Records from a collection of figures:
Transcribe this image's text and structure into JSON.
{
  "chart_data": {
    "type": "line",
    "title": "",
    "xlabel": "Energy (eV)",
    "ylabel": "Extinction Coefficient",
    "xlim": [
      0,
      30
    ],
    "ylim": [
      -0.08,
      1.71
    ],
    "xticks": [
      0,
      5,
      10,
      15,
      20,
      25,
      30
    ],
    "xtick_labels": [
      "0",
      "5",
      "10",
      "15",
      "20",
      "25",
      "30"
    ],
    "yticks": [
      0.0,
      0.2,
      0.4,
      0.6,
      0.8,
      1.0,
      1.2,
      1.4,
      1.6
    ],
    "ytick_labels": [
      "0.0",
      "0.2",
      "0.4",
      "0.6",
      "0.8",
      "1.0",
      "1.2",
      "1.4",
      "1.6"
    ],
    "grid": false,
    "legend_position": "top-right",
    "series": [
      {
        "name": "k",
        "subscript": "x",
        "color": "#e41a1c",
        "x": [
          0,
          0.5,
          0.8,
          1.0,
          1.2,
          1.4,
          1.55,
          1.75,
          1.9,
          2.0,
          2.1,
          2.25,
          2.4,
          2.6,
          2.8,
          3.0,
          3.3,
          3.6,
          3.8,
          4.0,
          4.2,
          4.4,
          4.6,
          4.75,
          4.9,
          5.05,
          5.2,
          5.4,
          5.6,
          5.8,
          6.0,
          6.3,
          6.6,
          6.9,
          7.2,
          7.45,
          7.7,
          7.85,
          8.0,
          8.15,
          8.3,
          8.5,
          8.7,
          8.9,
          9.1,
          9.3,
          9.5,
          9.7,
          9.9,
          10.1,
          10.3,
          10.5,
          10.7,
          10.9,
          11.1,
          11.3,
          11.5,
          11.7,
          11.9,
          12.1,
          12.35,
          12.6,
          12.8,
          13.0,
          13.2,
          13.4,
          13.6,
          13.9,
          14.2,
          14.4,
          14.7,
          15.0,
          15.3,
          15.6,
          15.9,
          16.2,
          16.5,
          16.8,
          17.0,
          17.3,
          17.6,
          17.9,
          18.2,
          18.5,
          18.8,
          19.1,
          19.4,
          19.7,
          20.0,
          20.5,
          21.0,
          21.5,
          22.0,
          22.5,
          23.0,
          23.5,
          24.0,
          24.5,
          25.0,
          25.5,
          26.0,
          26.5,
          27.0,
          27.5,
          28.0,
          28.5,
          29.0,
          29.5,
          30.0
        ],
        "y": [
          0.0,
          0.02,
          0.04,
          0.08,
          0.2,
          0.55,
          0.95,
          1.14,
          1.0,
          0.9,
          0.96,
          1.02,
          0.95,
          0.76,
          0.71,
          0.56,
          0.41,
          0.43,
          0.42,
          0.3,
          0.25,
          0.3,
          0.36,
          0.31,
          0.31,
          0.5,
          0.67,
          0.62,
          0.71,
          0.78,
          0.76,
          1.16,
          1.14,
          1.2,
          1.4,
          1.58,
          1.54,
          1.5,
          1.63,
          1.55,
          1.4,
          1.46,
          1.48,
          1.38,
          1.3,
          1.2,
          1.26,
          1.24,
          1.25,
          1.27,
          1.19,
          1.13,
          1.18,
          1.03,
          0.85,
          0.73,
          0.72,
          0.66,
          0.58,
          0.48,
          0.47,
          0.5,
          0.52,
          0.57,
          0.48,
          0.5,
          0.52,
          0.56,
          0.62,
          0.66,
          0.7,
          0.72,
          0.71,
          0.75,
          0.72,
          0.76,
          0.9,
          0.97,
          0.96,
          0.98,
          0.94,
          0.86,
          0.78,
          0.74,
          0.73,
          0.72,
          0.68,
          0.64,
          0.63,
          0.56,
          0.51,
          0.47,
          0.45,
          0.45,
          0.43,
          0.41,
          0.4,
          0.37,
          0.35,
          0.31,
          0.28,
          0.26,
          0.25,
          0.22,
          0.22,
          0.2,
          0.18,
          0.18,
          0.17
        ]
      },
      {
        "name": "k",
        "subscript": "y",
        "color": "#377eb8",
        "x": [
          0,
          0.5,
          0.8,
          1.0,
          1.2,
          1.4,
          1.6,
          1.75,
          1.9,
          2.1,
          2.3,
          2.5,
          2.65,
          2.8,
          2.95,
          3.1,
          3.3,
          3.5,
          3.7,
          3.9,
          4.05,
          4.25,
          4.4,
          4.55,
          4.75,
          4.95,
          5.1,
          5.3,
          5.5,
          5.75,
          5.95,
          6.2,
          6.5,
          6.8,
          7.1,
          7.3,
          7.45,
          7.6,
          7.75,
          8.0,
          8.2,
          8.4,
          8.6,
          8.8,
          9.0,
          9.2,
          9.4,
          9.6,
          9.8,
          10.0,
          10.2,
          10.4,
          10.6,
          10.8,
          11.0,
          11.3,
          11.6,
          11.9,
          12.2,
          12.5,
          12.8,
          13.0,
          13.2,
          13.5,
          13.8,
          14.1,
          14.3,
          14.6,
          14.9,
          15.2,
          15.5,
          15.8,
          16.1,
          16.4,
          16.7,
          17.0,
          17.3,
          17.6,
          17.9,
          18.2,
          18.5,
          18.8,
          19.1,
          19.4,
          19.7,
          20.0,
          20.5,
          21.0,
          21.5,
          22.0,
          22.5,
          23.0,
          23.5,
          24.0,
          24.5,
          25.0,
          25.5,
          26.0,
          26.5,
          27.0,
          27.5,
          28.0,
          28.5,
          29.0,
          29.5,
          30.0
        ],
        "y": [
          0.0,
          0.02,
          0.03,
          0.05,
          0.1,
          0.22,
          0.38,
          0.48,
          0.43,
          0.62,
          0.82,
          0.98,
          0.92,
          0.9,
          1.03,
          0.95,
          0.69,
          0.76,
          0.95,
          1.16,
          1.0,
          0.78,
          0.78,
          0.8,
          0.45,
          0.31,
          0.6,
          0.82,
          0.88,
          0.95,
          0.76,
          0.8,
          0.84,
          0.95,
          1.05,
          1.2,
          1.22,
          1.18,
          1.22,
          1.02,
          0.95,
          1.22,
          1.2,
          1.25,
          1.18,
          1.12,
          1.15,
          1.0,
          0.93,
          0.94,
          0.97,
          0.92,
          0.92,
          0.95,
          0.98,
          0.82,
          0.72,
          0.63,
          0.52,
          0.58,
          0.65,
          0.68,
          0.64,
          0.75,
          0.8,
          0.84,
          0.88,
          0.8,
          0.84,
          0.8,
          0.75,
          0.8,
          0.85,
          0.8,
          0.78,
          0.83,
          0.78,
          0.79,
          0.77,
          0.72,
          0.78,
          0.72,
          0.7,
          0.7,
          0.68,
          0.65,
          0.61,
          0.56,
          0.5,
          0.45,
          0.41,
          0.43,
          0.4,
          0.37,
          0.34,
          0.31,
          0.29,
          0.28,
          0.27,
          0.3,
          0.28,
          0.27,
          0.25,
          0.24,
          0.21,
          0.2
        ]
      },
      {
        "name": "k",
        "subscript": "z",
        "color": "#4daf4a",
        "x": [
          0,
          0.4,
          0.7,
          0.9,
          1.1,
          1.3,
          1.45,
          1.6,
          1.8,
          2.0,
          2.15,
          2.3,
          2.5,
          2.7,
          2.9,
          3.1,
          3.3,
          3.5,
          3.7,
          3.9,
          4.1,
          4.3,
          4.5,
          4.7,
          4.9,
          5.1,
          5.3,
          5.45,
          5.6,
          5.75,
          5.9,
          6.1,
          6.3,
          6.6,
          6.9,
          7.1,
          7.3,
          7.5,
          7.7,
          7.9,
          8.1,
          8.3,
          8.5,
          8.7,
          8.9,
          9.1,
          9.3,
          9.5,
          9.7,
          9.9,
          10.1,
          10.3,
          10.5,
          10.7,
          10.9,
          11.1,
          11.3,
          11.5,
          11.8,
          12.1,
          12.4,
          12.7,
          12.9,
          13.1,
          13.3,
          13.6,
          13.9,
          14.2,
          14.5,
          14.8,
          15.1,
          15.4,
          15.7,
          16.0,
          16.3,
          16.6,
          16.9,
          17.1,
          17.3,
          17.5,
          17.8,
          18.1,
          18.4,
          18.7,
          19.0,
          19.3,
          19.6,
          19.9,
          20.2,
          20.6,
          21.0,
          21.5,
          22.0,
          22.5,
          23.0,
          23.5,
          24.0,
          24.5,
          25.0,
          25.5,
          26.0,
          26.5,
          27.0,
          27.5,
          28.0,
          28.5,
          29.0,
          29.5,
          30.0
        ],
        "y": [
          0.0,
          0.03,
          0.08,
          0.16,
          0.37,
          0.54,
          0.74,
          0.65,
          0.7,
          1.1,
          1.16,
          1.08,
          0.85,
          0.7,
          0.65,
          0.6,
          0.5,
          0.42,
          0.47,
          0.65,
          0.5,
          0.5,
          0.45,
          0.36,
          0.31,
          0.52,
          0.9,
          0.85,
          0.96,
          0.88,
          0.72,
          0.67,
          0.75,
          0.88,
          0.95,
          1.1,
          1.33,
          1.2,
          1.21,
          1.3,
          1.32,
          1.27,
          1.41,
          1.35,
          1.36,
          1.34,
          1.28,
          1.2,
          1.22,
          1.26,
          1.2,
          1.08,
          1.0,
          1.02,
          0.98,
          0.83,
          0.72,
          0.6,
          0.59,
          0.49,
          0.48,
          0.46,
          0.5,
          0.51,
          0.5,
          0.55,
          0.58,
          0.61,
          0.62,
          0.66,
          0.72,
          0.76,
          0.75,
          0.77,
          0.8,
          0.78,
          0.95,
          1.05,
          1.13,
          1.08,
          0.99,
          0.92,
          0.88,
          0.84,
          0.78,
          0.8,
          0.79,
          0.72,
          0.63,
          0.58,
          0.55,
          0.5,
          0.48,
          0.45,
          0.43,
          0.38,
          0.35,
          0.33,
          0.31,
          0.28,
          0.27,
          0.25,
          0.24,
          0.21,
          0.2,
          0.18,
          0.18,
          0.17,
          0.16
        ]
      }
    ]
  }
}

Do this → Find and count the lines of the data that include the string "subscript", and report that figure by itself.

Result for this exercise → 3